** EXTRACTED DATA **
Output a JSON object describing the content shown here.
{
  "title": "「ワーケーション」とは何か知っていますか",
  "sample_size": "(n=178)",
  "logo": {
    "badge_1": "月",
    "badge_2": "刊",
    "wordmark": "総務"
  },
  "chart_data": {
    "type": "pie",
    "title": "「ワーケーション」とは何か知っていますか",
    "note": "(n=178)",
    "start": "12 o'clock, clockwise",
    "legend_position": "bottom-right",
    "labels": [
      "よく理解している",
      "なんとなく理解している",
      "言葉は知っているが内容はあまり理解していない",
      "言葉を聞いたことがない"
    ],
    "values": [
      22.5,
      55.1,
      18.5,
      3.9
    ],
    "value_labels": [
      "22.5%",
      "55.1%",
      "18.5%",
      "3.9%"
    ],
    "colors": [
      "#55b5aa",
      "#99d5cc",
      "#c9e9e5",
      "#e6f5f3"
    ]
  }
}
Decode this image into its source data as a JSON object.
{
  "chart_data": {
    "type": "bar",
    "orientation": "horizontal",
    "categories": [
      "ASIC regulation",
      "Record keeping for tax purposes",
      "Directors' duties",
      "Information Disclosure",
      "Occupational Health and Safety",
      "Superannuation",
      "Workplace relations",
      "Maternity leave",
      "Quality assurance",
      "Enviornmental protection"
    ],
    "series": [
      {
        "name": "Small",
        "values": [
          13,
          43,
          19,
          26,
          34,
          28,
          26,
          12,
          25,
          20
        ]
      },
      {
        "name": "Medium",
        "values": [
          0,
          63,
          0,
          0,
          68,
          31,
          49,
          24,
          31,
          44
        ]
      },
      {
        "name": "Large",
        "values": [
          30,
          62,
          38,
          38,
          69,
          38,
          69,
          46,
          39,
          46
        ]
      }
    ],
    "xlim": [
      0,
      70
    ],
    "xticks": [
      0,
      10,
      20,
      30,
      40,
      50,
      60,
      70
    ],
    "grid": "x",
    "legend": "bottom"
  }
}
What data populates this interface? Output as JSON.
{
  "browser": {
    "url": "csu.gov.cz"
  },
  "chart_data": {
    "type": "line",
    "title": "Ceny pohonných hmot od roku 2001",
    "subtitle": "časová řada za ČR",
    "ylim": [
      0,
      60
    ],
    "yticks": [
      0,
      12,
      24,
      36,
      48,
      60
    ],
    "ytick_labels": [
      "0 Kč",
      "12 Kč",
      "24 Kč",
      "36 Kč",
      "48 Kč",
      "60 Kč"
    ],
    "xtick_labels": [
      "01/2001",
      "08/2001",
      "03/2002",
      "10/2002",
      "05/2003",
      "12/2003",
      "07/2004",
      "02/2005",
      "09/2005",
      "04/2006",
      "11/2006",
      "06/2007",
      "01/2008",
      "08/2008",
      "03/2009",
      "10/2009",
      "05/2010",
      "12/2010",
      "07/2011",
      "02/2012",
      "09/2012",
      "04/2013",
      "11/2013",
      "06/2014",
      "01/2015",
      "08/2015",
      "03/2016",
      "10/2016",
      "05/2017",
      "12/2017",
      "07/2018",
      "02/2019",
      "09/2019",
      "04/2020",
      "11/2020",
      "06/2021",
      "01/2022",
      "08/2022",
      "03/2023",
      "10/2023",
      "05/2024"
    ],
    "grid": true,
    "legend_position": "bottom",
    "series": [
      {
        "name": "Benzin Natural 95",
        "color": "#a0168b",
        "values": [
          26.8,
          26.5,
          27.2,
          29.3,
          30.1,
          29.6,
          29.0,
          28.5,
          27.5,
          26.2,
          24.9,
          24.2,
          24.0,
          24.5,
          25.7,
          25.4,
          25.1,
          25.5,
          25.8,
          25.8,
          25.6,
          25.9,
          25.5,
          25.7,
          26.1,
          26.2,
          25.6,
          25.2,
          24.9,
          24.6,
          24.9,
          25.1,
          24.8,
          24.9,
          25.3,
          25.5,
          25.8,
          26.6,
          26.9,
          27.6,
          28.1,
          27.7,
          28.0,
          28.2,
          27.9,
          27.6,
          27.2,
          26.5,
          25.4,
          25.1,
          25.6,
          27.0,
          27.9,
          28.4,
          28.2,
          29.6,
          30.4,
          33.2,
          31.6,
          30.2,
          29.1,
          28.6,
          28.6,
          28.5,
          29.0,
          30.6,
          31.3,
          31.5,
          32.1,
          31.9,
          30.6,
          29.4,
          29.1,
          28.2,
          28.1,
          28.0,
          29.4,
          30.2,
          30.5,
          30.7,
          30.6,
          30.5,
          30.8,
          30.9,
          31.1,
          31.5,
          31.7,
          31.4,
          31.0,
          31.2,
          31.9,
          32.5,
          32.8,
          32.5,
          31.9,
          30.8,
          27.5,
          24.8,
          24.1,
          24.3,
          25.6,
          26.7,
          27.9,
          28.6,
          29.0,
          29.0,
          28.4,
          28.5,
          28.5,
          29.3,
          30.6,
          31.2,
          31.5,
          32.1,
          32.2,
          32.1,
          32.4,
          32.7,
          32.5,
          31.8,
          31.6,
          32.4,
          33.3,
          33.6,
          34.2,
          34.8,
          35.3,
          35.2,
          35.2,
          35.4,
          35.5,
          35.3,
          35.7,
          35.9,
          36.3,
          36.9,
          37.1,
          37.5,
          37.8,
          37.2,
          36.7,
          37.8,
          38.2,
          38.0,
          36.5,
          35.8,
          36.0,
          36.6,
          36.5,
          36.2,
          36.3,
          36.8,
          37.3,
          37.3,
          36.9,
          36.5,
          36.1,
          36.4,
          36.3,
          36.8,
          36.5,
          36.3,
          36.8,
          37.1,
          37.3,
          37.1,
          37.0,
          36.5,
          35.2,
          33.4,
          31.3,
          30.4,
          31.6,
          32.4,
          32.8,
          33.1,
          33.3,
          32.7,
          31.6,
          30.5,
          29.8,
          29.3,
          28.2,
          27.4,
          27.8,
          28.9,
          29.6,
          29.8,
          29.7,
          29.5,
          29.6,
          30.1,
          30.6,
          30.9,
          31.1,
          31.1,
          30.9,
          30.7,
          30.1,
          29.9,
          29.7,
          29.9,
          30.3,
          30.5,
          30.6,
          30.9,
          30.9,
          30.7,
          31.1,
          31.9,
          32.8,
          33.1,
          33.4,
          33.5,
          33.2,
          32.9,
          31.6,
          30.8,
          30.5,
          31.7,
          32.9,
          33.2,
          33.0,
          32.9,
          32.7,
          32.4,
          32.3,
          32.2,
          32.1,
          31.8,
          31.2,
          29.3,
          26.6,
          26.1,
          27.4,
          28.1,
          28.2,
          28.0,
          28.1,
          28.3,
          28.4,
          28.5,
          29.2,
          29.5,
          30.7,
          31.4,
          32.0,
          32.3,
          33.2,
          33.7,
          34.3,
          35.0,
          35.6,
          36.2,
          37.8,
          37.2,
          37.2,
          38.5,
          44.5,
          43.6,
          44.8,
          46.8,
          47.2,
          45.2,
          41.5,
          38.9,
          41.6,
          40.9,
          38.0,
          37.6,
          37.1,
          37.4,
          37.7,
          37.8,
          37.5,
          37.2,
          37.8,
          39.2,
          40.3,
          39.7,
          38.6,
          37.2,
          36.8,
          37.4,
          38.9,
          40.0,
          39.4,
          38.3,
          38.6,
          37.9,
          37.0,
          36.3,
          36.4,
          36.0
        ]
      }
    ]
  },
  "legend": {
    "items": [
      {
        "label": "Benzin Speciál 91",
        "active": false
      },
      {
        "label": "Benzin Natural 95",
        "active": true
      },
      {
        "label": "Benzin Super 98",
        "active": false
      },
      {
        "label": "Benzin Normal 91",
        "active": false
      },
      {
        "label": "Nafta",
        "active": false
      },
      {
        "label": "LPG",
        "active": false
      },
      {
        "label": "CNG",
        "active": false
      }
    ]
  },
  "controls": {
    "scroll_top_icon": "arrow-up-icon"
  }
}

** TASK INSTRUCTIONS **
Above are the records; retype every one exactly.

** FULL ANSWER **
Output a JSON object describing the content shown here.
{
  "title": "「ワーケーション」とは何か知っていますか",
  "sample_size": "(n=178)",
  "logo": {
    "badge_1": "月",
    "badge_2": "刊",
    "wordmark": "総務"
  },
  "chart_data": {
    "type": "pie",
    "title": "「ワーケーション」とは何か知っていますか",
    "note": "(n=178)",
    "start": "12 o'clock, clockwise",
    "legend_position": "bottom-right",
    "labels": [
      "よく理解している",
      "なんとなく理解している",
      "言葉は知っているが内容はあまり理解していない",
      "言葉を聞いたことがない"
    ],
    "values": [
      22.5,
      55.1,
      18.5,
      3.9
    ],
    "value_labels": [
      "22.5%",
      "55.1%",
      "18.5%",
      "3.9%"
    ],
    "colors": [
      "#55b5aa",
      "#99d5cc",
      "#c9e9e5",
      "#e6f5f3"
    ]
  }
}
Decode this image into its source data as a JSON object.
{
  "chart_data": {
    "type": "bar",
    "orientation": "horizontal",
    "categories": [
      "ASIC regulation",
      "Record keeping for tax purposes",
      "Directors' duties",
      "Information Disclosure",
      "Occupational Health and Safety",
      "Superannuation",
      "Workplace relations",
      "Maternity leave",
      "Quality assurance",
      "Enviornmental protection"
    ],
    "series": [
      {
        "name": "Small",
        "values": [
          13,
          43,
          19,
          26,
          34,
          28,
          26,
          12,
          25,
          20
        ]
      },
      {
        "name": "Medium",
        "values": [
          0,
          63,
          0,
          0,
          68,
          31,
          49,
          24,
          31,
          44
        ]
      },
      {
        "name": "Large",
        "values": [
          30,
          62,
          38,
          38,
          69,
          38,
          69,
          46,
          39,
          46
        ]
      }
    ],
    "xlim": [
      0,
      70
    ],
    "xticks": [
      0,
      10,
      20,
      30,
      40,
      50,
      60,
      70
    ],
    "grid": "x",
    "legend": "bottom"
  }
}
What data populates this interface? Output as JSON.
{
  "browser": {
    "url": "csu.gov.cz"
  },
  "chart_data": {
    "type": "line",
    "title": "Ceny pohonných hmot od roku 2001",
    "subtitle": "časová řada za ČR",
    "ylim": [
      0,
      60
    ],
    "yticks": [
      0,
      12,
      24,
      36,
      48,
      60
    ],
    "ytick_labels": [
      "0 Kč",
      "12 Kč",
      "24 Kč",
      "36 Kč",
      "48 Kč",
      "60 Kč"
    ],
    "xtick_labels": [
      "01/2001",
      "08/2001",
      "03/2002",
      "10/2002",
      "05/2003",
      "12/2003",
      "07/2004",
      "02/2005",
      "09/2005",
      "04/2006",
      "11/2006",
      "06/2007",
      "01/2008",
      "08/2008",
      "03/2009",
      "10/2009",
      "05/2010",
      "12/2010",
      "07/2011",
      "02/2012",
      "09/2012",
      "04/2013",
      "11/2013",
      "06/2014",
      "01/2015",
      "08/2015",
      "03/2016",
      "10/2016",
      "05/2017",
      "12/2017",
      "07/2018",
      "02/2019",
      "09/2019",
      "04/2020",
      "11/2020",
      "06/2021",
      "01/2022",
      "08/2022",
      "03/2023",
      "10/2023",
      "05/2024"
    ],
    "grid": true,
    "legend_position": "bottom",
    "series": [
      {
        "name": "Benzin Natural 95",
        "color": "#a0168b",
        "values": [
          26.8,
          26.5,
          27.2,
          29.3,
          30.1,
          29.6,
          29.0,
          28.5,
          27.5,
          26.2,
          24.9,
          24.2,
          24.0,
          24.5,
          25.7,
          25.4,
          25.1,
          25.5,
          25.8,
          25.8,
          25.6,
          25.9,
          25.5,
          25.7,
          26.1,
          26.2,
          25.6,
          25.2,
          24.9,
          24.6,
          24.9,
          25.1,
          24.8,
          24.9,
          25.3,
          25.5,
          25.8,
          26.6,
          26.9,
          27.6,
          28.1,
          27.7,
          28.0,
          28.2,
          27.9,
          27.6,
          27.2,
          26.5,
          25.4,
          25.1,
          25.6,
          27.0,
          27.9,
          28.4,
          28.2,
          29.6,
          30.4,
          33.2,
          31.6,
          30.2,
          29.1,
          28.6,
          28.6,
          28.5,
          29.0,
          30.6,
          31.3,
          31.5,
          32.1,
          31.9,
          30.6,
          29.4,
          29.1,
          28.2,
          28.1,
          28.0,
          29.4,
          30.2,
          30.5,
          30.7,
          30.6,
          30.5,
          30.8,
          30.9,
          31.1,
          31.5,
          31.7,
          31.4,
          31.0,
          31.2,
          31.9,
          32.5,
          32.8,
          32.5,
          31.9,
          30.8,
          27.5,
          24.8,
          24.1,
          24.3,
          25.6,
          26.7,
          27.9,
          28.6,
          29.0,
          29.0,
          28.4,
          28.5,
          28.5,
          29.3,
          30.6,
          31.2,
          31.5,
          32.1,
          32.2,
          32.1,
          32.4,
          32.7,
          32.5,
          31.8,
          31.6,
          32.4,
          33.3,
          33.6,
          34.2,
          34.8,
          35.3,
          35.2,
          35.2,
          35.4,
          35.5,
          35.3,
          35.7,
          35.9,
          36.3,
          36.9,
          37.1,
          37.5,
          37.8,
          37.2,
          36.7,
          37.8,
          38.2,
          38.0,
          36.5,
          35.8,
          36.0,
          36.6,
          36.5,
          36.2,
          36.3,
          36.8,
          37.3,
          37.3,
          36.9,
          36.5,
          36.1,
          36.4,
          36.3,
          36.8,
          36.5,
          36.3,
          36.8,
          37.1,
          37.3,
          37.1,
          37.0,
          36.5,
          35.2,
          33.4,
          31.3,
          30.4,
          31.6,
          32.4,
          32.8,
          33.1,
          33.3,
          32.7,
          31.6,
          30.5,
          29.8,
          29.3,
          28.2,
          27.4,
          27.8,
          28.9,
          29.6,
          29.8,
          29.7,
          29.5,
          29.6,
          30.1,
          30.6,
          30.9,
          31.1,
          31.1,
          30.9,
          30.7,
          30.1,
          29.9,
          29.7,
          29.9,
          30.3,
          30.5,
          30.6,
          30.9,
          30.9,
          30.7,
          31.1,
          31.9,
          32.8,
          33.1,
          33.4,
          33.5,
          33.2,
          32.9,
          31.6,
          30.8,
          30.5,
          31.7,
          32.9,
          33.2,
          33.0,
          32.9,
          32.7,
          32.4,
          32.3,
          32.2,
          32.1,
          31.8,
          31.2,
          29.3,
          26.6,
          26.1,
          27.4,
          28.1,
          28.2,
          28.0,
          28.1,
          28.3,
          28.4,
          28.5,
          29.2,
          29.5,
          30.7,
          31.4,
          32.0,
          32.3,
          33.2,
          33.7,
          34.3,
          35.0,
          35.6,
          36.2,
          37.8,
          37.2,
          37.2,
          38.5,
          44.5,
          43.6,
          44.8,
          46.8,
          47.2,
          45.2,
          41.5,
          38.9,
          41.6,
          40.9,
          38.0,
          37.6,
          37.1,
          37.4,
          37.7,
          37.8,
          37.5,
          37.2,
          37.8,
          39.2,
          40.3,
          39.7,
          38.6,
          37.2,
          36.8,
          37.4,
          38.9,
          40.0,
          39.4,
          38.3,
          38.6,
          37.9,
          37.0,
          36.3,
          36.4,
          36.0
        ]
      }
    ]
  },
  "legend": {
    "items": [
      {
        "label": "Benzin Speciál 91",
        "active": false
      },
      {
        "label": "Benzin Natural 95",
        "active": true
      },
      {
        "label": "Benzin Super 98",
        "active": false
      },
      {
        "label": "Benzin Normal 91",
        "active": false
      },
      {
        "label": "Nafta",
        "active": false
      },
      {
        "label": "LPG",
        "active": false
      },
      {
        "label": "CNG",
        "active": false
      }
    ]
  },
  "controls": {
    "scroll_top_icon": "arrow-up-icon"
  }
}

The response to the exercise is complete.